### SOURCE TEXT:
== == ==

I Say NATO, You Say No NATO
by Marcel H. Van Herpen
04.25.2008
“NATO NOSTRA.” NATO is ours. That could be the new motto of President Sarkozy. For him, NATO is no longer something “alien,” “Anglo-Saxon” or “American” as it was for his predecessors. On the contrary. “That Atlantic Alliance,” he told his ambassadors in August 2007, “it must be remembered, is ours: we founded it, we are today one of the principal contributors to it.”
For many in Washington, such statements are music to the ears. When the former French president Jacques Chirac left office in May 2007, some people in the White House and on Capitol Hill breathed private sighs of relief. Chirac had become one of the main obstacles to the normalization of the Franco-American relationship, even if this was not openly admitted. Did the incoming French president, Nicolas Sarkozy, not have the nickname “Sarko l’Américain”? The question, however, is whether Sarkozy’s admiration for America will result in a real and enduring change in French foreign policy vis-à-vis the United States—and in turn reinvigorate the transatlantic relationship. The proof of Sarkozy’s transatlantic engagement, for many, will be if he keeps his promise to reintegrate France into the military organization of NATO, which France left after a decision by Charles de Gaulle in 1966.1
There is a clear “pro–return to NATO” lobby in France. Among these voices are first those of the French military, frustrated by the fact that French self-isolation within NATO hampers the modernization and interoperability of the French army with the armies of its allies.2 A second group of voices is the industrial lobby that hopes that French armaments sales will be boosted after France’s return to the military organization. Last but not least, there is a political lobby, not only in Sarkozy’s Union for a Popular Movement (UMP), but also in the opposition Socialist Party, which believes France has a lot to gain by returning to its old position in the Atlantic Alliance. Some members of this lobby include, for instance, André Rouvière, a socialist senator and defense specialist; Pierre Lellouche, a UMP deputy and former president of the NATO parliamentary assembly; and Jean François-Poncet, a UMP senator who was a foreign minister under President Valéry Giscard d’Estaing. The last two men belong to Sarkozy’s inner circle.
There is a feeling on both sides of the Atlantic that this is the right moment for rapprochement. But times have changed. Both France and the United States have good reasons to reassess the utility of NATO to their foreign-policy objectives. Through their experiences of relative powerlessness—France during the Balkan wars and the United States in attempting to cope with Iraq and Afghanistan—both countries have rediscovered NATO as an important and useful instrument of their security policies. The United States is moving away from the haughty “toolbox” approach it developed after Kosovo. The French are giving up their self-imposed isolationism, which caused their army to lag behind the United States and the UK.
But do we have actual common ground? It is interesting how Sarkozy used the word “ours” when referring to NATO—it refers both to France and to the EU. For him the meanings are interchangeable. The message is clear: France should reappropriate its own organization. Reintegrating France into the military organization of NATO is not a humiliating walk to Canossa, rather, on the contrary, it is a glorious homecoming. This is, of course, only true if such a return does not imply an acceptance of the existing status quo, in which the United States is the unchallenged leader of the organization and can unilaterally set the agenda.

== == ==

### PARTS OF THE EXERCISE:
1. According to the NATO article, why does the French military favor returning France to NATO's military organization? Answer in one to three sentences.
2. Reproduce the passage of the NATO article between "There is a feeling" and "and the UK.", inclusive.
The material that follows is unrelated to the NATO article and comes from a different source.

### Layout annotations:
== == ==

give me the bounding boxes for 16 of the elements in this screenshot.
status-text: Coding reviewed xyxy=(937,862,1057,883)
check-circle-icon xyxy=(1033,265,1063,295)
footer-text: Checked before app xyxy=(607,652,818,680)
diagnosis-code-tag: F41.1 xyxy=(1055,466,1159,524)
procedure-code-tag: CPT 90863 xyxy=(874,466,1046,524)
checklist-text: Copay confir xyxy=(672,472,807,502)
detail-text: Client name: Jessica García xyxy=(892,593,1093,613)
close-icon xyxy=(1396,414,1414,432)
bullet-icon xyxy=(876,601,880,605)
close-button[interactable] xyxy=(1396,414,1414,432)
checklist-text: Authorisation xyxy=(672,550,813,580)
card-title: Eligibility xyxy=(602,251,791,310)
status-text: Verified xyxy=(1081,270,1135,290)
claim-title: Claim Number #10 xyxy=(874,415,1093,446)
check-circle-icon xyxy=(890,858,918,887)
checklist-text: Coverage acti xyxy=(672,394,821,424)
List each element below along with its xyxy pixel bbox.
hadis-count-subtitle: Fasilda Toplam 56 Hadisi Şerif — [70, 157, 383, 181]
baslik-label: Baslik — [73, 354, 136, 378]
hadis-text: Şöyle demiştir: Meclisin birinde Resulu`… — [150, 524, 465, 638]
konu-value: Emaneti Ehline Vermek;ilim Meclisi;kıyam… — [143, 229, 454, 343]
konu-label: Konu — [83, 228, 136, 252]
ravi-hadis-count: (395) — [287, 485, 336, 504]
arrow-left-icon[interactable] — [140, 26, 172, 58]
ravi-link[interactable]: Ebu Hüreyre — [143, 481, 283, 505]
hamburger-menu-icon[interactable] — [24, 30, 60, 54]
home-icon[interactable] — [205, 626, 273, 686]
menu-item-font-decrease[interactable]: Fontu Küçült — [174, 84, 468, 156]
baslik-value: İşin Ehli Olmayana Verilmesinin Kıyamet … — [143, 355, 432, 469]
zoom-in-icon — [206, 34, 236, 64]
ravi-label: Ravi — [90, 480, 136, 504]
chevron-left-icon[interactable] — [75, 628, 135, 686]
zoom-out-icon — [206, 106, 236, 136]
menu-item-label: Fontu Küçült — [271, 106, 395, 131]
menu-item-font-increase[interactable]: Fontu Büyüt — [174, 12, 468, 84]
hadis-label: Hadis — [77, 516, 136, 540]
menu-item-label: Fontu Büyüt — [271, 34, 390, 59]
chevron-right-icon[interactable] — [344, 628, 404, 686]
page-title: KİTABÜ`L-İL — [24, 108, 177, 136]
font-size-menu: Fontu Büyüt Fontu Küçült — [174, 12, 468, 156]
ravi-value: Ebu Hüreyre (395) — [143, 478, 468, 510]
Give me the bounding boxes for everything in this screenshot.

== == ==

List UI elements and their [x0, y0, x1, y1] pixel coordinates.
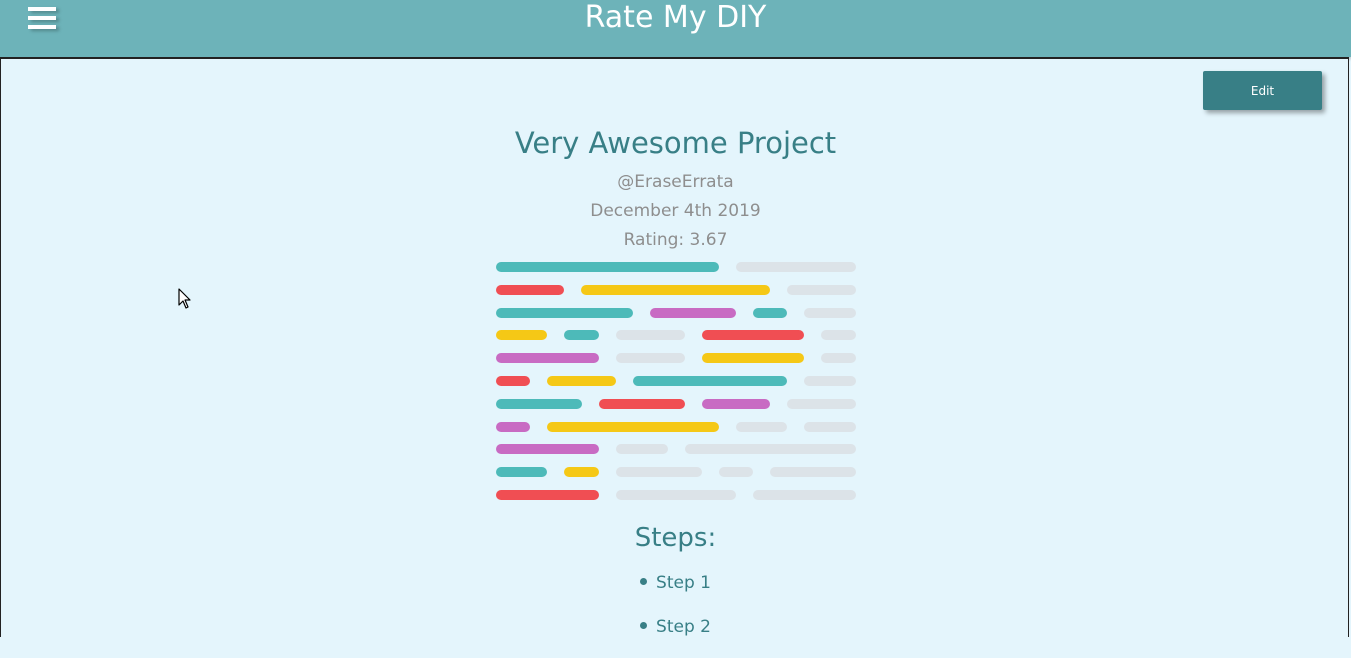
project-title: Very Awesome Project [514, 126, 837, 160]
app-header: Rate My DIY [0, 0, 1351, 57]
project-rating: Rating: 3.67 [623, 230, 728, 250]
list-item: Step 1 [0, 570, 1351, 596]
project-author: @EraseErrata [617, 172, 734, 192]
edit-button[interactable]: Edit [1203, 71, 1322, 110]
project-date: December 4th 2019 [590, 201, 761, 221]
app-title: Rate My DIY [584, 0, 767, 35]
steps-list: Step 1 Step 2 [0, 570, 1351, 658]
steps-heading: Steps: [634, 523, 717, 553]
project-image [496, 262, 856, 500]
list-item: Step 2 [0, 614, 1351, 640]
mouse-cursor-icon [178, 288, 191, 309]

== == ==

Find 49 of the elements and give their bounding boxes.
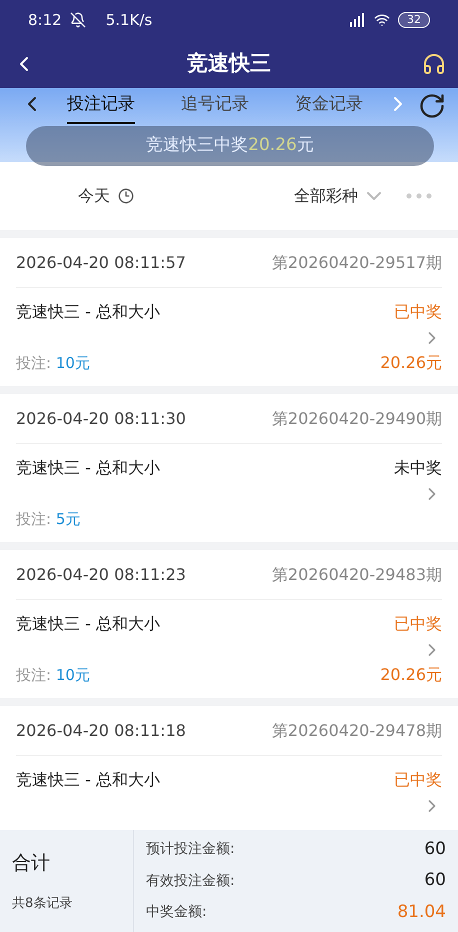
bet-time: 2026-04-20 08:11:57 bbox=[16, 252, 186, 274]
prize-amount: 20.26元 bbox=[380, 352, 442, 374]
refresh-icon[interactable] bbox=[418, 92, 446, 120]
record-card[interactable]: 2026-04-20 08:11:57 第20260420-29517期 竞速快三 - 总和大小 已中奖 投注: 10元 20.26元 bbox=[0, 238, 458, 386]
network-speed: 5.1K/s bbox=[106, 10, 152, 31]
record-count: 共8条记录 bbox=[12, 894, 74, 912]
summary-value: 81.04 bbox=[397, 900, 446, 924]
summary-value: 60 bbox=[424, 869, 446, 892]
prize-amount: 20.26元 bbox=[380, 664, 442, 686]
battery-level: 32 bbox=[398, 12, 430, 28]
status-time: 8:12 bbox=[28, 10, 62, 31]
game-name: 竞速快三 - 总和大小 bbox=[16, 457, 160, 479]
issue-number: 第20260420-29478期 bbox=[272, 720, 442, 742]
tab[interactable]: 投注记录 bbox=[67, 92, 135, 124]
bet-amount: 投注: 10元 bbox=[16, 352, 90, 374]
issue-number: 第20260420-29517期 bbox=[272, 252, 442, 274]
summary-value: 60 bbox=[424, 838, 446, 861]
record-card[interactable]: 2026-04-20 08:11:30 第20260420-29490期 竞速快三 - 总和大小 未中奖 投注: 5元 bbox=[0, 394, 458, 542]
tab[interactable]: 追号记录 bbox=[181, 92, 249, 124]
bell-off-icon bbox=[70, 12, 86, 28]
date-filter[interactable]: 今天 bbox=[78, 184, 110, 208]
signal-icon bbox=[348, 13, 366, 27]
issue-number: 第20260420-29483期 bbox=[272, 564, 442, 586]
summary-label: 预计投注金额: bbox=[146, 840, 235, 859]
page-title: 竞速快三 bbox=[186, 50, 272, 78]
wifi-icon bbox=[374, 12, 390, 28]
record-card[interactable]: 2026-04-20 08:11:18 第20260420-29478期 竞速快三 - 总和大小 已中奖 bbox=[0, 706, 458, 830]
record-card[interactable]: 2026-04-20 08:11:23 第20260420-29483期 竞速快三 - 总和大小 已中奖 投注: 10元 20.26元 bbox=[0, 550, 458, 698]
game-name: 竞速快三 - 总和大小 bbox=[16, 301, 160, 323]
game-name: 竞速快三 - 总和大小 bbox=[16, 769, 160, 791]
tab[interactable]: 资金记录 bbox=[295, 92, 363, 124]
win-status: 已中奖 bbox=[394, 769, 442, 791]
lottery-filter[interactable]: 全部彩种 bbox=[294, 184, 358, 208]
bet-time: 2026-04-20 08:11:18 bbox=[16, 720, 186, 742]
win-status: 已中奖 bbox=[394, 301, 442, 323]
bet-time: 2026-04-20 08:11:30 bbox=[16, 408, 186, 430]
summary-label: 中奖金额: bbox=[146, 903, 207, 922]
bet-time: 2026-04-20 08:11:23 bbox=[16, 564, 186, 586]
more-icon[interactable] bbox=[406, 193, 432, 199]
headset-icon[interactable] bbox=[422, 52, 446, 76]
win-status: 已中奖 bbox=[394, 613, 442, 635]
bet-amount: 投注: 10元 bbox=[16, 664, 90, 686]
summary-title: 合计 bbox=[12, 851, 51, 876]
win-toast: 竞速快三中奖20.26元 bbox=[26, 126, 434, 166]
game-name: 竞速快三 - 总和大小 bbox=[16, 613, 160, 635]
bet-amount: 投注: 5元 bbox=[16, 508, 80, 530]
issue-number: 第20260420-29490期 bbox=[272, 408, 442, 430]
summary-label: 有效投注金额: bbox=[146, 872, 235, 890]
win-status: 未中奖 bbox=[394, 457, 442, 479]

== == ==

### EXPECTED OUTPUTS:
1. The French military is frustrated that France's self-isolation within NATO hampers the modernization of the French army and its interoperability with the armies of its allies.

2.
There is a feeling on both sides of the Atlantic that this is the right moment for rapprochement. But times have changed. Both France and the United States have good reasons to reassess the utility of NATO to their foreign-policy objectives. Through their experiences of relative powerlessness—France during the Balkan wars and the United States in attempting to cope with Iraq and Afghanistan—both countries have rediscovered NATO as an important and useful instrument of their security policies. The United States is moving away from the haughty “toolbox” approach it developed after Kosovo. The French are giving up their self-imposed isolationism, which caused their army to lag behind the United States and the UK.